- _Information provided_
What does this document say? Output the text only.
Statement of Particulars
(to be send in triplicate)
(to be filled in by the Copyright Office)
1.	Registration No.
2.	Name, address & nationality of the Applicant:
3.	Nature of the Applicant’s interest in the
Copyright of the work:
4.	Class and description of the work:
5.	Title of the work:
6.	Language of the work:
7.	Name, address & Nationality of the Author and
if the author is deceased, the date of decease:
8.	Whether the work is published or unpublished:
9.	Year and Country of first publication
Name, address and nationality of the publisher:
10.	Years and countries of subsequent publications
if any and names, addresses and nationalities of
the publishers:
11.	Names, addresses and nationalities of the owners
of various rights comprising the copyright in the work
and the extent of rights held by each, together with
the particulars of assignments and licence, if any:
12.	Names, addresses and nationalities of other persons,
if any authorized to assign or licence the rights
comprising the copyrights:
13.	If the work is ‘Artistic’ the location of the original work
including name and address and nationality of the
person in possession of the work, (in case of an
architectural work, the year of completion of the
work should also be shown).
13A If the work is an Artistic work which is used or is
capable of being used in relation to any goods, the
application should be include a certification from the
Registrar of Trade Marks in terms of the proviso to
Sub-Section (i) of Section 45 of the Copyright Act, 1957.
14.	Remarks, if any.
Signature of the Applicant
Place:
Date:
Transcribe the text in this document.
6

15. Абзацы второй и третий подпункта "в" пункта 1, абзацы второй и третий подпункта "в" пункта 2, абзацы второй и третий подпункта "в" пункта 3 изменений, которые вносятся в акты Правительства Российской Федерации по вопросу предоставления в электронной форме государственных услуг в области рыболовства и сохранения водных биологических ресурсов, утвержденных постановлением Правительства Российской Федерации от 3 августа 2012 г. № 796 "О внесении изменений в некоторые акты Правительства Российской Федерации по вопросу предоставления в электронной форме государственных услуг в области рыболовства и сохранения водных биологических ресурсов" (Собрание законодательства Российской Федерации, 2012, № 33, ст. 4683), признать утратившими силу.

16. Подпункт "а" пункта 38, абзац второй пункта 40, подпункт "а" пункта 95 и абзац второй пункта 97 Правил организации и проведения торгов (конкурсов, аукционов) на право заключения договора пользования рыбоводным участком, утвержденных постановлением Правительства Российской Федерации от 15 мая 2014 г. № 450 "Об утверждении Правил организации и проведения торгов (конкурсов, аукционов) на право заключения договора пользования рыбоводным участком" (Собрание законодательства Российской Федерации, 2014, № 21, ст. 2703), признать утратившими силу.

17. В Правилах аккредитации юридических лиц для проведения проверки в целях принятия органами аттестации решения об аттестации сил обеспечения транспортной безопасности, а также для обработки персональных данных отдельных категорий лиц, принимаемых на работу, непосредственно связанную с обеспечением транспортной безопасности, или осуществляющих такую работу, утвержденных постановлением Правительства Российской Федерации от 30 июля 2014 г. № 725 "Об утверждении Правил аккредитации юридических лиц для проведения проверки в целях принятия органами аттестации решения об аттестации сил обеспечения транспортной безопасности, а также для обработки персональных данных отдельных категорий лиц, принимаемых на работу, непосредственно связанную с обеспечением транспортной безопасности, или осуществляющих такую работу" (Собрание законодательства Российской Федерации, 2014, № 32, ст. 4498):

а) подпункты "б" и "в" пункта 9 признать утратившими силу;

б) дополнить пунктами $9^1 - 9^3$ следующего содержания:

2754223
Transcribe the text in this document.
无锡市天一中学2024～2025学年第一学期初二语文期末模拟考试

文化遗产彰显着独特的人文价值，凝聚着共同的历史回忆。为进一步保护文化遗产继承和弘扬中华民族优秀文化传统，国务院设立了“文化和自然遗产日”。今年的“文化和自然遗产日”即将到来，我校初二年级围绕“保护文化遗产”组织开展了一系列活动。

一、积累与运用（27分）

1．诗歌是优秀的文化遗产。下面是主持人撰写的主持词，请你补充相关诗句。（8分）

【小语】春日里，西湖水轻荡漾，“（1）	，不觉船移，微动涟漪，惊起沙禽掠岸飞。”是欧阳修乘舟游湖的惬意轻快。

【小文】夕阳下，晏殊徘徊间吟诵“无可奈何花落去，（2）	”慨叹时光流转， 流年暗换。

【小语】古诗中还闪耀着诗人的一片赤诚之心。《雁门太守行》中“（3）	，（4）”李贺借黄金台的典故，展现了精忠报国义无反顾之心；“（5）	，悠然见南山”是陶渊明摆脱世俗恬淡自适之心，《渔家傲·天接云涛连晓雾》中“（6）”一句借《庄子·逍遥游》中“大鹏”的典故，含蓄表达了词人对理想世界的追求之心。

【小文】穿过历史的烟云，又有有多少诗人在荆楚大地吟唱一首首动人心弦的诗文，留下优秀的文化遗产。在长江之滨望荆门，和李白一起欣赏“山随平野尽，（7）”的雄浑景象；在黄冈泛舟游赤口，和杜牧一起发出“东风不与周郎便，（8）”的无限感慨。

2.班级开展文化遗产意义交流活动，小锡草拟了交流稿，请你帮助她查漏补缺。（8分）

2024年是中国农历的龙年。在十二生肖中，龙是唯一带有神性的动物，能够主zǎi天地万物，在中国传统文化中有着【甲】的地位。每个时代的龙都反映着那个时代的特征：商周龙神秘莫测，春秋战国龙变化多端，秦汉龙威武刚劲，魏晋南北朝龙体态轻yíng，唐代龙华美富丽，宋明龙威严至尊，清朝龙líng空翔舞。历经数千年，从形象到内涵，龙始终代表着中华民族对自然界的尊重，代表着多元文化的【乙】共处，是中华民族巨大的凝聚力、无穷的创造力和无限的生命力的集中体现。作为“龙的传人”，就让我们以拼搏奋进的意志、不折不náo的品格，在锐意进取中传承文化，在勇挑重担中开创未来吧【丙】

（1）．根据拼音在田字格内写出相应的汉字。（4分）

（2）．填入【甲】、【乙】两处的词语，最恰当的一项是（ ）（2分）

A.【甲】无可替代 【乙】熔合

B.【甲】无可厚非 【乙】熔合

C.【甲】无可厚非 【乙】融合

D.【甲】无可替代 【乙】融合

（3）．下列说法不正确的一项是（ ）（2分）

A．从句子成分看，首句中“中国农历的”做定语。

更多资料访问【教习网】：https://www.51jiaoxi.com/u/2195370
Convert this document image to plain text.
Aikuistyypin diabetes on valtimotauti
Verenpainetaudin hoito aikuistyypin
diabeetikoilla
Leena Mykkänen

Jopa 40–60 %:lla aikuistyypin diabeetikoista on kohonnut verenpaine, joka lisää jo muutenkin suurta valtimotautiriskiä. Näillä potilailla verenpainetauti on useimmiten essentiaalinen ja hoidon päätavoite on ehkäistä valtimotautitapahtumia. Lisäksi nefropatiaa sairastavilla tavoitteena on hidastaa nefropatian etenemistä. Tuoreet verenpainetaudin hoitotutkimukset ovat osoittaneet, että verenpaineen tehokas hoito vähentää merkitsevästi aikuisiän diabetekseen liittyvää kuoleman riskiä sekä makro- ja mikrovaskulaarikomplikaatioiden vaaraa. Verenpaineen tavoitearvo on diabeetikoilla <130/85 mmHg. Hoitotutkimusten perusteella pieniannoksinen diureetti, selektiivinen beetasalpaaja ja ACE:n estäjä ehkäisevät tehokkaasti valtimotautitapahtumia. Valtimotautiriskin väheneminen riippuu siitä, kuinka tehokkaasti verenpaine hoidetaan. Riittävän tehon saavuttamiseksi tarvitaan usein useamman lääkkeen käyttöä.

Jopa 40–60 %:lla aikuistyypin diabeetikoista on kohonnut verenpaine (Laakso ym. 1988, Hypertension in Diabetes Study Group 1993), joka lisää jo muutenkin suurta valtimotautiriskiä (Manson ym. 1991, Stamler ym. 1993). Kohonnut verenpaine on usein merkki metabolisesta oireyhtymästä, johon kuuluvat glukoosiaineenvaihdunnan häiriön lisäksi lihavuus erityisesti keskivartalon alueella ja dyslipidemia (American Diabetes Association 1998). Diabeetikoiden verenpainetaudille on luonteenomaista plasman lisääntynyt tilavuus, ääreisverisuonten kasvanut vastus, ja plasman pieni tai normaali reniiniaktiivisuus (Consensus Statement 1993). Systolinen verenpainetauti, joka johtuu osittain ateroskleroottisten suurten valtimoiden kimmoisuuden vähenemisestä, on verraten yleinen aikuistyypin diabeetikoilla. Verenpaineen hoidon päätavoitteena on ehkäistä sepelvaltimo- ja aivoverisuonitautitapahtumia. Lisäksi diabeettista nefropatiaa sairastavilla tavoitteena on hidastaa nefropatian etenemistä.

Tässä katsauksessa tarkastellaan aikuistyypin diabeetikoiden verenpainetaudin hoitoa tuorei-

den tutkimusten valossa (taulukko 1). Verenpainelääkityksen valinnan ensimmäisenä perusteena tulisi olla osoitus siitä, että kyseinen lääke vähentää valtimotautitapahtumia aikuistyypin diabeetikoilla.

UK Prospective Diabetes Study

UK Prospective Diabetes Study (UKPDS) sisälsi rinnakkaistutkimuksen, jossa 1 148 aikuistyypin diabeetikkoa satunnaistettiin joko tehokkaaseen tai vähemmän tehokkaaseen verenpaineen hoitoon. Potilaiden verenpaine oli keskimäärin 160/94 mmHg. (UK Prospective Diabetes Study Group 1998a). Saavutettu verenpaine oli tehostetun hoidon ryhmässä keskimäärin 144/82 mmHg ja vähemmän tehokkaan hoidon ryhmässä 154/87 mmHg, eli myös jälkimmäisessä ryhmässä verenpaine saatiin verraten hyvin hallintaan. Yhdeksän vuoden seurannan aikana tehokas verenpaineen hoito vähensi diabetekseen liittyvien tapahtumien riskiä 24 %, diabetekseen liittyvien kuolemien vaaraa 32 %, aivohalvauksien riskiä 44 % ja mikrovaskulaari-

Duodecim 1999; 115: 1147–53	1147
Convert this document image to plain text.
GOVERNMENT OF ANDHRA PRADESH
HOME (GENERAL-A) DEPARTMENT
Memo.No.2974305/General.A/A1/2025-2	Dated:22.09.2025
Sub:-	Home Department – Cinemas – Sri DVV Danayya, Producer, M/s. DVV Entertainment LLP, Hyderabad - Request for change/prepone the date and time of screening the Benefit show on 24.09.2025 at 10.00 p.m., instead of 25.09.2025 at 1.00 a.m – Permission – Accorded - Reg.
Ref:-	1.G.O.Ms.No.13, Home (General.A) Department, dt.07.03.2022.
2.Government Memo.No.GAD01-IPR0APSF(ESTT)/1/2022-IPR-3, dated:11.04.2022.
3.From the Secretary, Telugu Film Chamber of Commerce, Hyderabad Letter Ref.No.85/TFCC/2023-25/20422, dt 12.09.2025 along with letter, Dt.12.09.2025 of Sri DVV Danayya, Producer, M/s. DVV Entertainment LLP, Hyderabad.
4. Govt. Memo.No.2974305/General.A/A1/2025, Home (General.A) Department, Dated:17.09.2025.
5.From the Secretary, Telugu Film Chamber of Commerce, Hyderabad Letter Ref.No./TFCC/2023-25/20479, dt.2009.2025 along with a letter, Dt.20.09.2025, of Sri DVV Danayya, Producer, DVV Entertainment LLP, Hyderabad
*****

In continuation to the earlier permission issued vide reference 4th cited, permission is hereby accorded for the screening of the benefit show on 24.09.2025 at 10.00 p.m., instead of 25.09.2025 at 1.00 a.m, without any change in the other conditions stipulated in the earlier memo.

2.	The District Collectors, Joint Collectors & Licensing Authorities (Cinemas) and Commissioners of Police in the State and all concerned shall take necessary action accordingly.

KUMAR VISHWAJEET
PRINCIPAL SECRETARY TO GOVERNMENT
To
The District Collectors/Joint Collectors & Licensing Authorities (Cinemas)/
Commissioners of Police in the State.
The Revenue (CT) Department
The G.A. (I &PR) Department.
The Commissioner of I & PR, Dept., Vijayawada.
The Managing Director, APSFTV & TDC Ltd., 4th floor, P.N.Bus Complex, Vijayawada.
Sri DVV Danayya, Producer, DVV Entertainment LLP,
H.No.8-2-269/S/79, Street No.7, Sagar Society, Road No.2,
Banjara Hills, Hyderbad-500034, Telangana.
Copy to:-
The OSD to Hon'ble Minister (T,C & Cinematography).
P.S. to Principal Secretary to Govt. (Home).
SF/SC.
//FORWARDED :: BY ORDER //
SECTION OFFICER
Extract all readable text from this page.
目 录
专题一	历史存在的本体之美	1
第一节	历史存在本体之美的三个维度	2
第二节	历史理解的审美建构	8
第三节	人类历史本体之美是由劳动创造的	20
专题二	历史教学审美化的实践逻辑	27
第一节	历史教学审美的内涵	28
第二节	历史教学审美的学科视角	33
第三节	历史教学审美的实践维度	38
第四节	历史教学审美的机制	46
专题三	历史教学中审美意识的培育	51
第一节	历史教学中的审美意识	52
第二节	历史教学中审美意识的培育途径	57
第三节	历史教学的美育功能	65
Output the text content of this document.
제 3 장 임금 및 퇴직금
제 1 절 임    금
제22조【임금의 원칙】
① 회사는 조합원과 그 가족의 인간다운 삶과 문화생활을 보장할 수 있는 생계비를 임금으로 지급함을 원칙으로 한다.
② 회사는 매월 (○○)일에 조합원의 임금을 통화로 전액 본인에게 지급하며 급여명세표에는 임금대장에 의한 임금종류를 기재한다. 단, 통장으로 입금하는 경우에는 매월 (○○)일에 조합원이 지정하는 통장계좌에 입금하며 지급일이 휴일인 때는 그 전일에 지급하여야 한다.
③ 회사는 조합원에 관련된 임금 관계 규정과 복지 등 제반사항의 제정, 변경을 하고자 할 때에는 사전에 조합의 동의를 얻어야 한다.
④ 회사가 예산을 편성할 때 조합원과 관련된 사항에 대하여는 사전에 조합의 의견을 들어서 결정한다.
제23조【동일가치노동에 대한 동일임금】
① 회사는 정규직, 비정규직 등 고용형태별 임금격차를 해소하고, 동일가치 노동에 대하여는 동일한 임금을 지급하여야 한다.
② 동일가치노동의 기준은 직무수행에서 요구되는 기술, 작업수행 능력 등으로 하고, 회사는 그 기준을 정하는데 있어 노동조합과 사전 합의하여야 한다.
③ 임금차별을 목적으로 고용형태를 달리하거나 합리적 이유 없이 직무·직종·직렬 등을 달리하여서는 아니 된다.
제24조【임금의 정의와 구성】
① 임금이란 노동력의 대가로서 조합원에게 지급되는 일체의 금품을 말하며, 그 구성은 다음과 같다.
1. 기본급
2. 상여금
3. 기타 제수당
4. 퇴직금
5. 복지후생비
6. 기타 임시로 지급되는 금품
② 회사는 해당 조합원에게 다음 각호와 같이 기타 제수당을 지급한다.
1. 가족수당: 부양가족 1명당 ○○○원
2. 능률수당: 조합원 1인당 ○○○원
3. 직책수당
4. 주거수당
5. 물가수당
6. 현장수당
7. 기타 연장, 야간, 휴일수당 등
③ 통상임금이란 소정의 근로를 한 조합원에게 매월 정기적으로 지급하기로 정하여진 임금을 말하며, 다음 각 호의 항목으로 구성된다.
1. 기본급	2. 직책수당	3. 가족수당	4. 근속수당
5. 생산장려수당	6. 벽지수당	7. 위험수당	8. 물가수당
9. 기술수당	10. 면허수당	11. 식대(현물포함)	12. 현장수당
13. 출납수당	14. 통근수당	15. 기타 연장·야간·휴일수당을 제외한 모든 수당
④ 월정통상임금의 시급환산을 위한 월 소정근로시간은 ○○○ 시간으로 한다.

- _Problem details_
Read through the lines above and collect those that contain the string "Danayya".

- _Solution below_
Sub:-	Home Department – Cinemas – Sri DVV Danayya, Producer, M/s. DVV Entertainment LLP, Hyderabad - Request for change/prepone the date and time of screening the Benefit show on 24.09.2025 at 10.00 p.m., instead of 25.09.2025 at 1.00 a.m – Permission – Accorded - Reg.
3.From the Secretary, Telugu Film Chamber of Commerce, Hyderabad Letter Ref.No.85/TFCC/2023-25/20422, dt 12.09.2025 along with letter, Dt.12.09.2025 of Sri DVV Danayya, Producer, M/s. DVV Entertainment LLP, Hyderabad.
5.From the Secretary, Telugu Film Chamber of Commerce, Hyderabad Letter Ref.No./TFCC/2023-25/20479, dt.2009.2025 along with a letter, Dt.20.09.2025, of Sri DVV Danayya, Producer, DVV Entertainment LLP, Hyderabad
Sri DVV Danayya, Producer, DVV Entertainment LLP,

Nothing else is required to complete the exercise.